PROBLEM DESCRIPTION
Answer with a single number: the count of lines that include the string "being".
─── DATA SHOWN
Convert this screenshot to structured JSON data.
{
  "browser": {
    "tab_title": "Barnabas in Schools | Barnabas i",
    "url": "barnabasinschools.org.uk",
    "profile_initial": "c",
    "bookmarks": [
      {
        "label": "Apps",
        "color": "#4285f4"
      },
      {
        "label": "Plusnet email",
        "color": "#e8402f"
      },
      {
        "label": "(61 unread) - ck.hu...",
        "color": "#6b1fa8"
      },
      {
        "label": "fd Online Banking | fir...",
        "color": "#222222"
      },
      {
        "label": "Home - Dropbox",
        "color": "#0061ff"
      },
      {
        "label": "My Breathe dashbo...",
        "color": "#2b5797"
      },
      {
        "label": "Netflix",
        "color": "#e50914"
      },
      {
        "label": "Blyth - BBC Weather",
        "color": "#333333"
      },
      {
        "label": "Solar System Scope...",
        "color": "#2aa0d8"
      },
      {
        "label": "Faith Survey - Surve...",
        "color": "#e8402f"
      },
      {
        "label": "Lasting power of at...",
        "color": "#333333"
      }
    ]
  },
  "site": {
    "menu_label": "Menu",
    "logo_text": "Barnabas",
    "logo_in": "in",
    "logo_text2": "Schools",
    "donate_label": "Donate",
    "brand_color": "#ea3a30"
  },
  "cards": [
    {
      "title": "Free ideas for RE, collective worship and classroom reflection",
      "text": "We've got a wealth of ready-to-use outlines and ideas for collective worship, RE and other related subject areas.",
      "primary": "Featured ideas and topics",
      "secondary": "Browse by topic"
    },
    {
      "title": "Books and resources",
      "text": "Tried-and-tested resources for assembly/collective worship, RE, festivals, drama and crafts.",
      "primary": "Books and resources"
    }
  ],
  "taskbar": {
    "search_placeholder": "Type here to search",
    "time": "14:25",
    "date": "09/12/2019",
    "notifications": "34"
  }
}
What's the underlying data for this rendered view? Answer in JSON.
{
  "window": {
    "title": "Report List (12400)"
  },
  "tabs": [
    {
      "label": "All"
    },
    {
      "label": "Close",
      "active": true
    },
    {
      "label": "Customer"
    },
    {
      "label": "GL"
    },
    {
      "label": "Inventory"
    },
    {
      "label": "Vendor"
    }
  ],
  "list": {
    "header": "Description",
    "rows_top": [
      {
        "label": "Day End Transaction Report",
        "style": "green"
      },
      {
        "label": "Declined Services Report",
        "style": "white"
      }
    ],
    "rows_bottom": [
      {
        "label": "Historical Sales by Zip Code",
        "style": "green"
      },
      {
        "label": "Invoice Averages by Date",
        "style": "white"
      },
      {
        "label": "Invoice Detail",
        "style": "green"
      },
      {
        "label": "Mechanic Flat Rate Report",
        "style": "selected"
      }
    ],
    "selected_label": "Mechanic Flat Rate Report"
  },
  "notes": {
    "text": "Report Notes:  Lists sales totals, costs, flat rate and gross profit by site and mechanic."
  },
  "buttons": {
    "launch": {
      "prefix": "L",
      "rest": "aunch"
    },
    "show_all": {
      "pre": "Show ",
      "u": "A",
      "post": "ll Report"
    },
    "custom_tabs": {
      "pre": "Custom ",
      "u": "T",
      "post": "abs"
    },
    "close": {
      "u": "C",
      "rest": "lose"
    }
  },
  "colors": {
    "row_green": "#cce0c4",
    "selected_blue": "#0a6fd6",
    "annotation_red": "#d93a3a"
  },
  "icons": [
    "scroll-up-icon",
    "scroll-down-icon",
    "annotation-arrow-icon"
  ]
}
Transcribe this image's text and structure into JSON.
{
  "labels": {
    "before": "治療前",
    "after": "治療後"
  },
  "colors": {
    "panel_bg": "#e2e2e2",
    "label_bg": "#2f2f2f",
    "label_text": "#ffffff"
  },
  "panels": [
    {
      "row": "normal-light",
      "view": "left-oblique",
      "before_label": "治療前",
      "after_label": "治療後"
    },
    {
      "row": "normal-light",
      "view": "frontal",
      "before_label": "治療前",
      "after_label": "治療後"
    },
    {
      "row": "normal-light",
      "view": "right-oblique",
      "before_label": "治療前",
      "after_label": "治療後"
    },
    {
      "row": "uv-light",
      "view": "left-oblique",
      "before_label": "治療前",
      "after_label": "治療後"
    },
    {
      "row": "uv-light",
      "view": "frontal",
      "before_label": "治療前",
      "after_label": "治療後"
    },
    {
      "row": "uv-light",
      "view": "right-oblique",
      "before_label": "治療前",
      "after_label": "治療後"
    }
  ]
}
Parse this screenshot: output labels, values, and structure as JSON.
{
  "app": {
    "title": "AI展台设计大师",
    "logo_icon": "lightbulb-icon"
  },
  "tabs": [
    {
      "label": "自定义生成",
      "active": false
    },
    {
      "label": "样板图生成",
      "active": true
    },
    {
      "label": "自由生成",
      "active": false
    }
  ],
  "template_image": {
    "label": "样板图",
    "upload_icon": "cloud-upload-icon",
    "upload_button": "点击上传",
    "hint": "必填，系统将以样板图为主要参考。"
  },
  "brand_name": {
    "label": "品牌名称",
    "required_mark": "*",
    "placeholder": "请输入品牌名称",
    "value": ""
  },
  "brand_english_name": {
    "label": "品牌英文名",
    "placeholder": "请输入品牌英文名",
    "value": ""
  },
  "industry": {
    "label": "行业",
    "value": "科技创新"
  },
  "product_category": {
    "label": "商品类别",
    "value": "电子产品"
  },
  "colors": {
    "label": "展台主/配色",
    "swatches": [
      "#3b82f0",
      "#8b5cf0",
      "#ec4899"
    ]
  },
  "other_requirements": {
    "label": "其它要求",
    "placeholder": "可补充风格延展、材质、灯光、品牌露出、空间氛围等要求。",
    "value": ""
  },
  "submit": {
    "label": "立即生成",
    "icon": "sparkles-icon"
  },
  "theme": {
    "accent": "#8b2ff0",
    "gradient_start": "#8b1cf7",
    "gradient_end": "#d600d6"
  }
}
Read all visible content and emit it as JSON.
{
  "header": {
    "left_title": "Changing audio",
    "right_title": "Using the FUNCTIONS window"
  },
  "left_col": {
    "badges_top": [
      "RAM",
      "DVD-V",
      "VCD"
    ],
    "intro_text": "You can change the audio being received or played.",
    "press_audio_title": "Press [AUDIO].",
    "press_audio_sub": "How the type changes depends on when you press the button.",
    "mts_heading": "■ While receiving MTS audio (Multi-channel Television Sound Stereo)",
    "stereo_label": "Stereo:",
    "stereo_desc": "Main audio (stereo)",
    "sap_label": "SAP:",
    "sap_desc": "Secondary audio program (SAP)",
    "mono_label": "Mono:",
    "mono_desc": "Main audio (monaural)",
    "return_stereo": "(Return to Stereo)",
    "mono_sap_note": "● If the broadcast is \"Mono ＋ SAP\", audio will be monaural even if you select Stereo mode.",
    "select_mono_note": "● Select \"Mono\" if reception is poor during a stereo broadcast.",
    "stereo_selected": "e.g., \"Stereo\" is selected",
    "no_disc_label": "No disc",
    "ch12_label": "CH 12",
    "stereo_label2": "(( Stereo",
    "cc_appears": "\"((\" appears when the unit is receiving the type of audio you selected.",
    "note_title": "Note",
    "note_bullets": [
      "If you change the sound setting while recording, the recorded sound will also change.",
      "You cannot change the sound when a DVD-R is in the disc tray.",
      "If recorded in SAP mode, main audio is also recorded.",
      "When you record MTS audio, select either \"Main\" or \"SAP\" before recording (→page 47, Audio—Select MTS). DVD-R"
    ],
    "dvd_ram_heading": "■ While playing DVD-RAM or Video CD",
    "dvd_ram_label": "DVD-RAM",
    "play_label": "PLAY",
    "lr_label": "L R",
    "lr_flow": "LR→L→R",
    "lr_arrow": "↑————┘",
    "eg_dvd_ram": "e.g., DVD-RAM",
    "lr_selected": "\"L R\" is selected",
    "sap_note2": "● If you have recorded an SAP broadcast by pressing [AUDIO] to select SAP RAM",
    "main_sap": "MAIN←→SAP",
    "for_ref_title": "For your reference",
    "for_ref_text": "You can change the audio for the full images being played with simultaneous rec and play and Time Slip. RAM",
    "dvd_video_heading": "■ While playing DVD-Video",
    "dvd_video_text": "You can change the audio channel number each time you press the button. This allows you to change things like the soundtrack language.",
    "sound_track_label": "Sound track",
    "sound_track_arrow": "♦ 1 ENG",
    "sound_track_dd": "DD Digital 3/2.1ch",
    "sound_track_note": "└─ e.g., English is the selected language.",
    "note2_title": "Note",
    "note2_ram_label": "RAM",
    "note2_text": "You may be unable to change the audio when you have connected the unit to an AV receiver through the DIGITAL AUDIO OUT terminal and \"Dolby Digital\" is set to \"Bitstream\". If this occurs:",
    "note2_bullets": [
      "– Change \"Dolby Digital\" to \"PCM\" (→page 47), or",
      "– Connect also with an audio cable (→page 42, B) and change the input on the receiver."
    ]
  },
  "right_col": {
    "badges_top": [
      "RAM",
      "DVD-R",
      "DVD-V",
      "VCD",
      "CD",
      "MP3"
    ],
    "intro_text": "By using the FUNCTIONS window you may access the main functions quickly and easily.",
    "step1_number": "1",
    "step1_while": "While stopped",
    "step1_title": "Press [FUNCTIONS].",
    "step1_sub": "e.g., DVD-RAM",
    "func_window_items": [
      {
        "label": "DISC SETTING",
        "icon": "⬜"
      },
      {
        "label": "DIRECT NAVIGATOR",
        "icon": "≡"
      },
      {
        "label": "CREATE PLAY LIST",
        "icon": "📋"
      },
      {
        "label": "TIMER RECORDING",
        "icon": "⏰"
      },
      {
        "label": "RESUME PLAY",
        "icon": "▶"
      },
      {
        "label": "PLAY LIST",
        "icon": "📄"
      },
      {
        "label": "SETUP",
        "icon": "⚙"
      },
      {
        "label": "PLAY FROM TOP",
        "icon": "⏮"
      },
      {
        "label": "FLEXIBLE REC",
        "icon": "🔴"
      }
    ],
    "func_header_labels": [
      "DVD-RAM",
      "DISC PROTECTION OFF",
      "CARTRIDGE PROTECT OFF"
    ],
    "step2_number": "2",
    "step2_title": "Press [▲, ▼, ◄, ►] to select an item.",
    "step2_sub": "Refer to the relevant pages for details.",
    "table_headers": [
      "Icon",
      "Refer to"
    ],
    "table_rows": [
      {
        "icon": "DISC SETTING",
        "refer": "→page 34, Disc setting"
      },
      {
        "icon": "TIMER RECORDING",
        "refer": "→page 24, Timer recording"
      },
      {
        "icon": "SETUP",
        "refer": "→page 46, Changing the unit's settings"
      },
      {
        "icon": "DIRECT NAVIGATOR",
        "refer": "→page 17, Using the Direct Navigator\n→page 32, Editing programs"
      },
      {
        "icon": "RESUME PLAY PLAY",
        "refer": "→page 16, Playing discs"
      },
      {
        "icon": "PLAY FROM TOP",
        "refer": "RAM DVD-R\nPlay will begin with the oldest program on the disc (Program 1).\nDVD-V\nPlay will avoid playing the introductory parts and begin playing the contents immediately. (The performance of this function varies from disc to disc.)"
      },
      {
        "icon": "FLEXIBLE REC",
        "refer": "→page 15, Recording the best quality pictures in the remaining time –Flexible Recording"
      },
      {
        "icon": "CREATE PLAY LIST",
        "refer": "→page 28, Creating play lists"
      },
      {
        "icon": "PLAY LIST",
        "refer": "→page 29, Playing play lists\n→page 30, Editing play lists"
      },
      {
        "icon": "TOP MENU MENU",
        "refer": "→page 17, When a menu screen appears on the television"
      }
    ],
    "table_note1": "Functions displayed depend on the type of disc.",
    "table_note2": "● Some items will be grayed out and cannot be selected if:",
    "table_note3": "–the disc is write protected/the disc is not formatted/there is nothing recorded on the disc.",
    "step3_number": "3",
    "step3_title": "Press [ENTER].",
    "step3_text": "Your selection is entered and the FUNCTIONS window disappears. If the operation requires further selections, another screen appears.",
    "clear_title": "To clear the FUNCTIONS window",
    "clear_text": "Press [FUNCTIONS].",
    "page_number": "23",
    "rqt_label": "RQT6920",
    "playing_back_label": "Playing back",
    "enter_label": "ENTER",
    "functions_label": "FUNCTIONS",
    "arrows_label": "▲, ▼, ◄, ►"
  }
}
──────
REPLY
2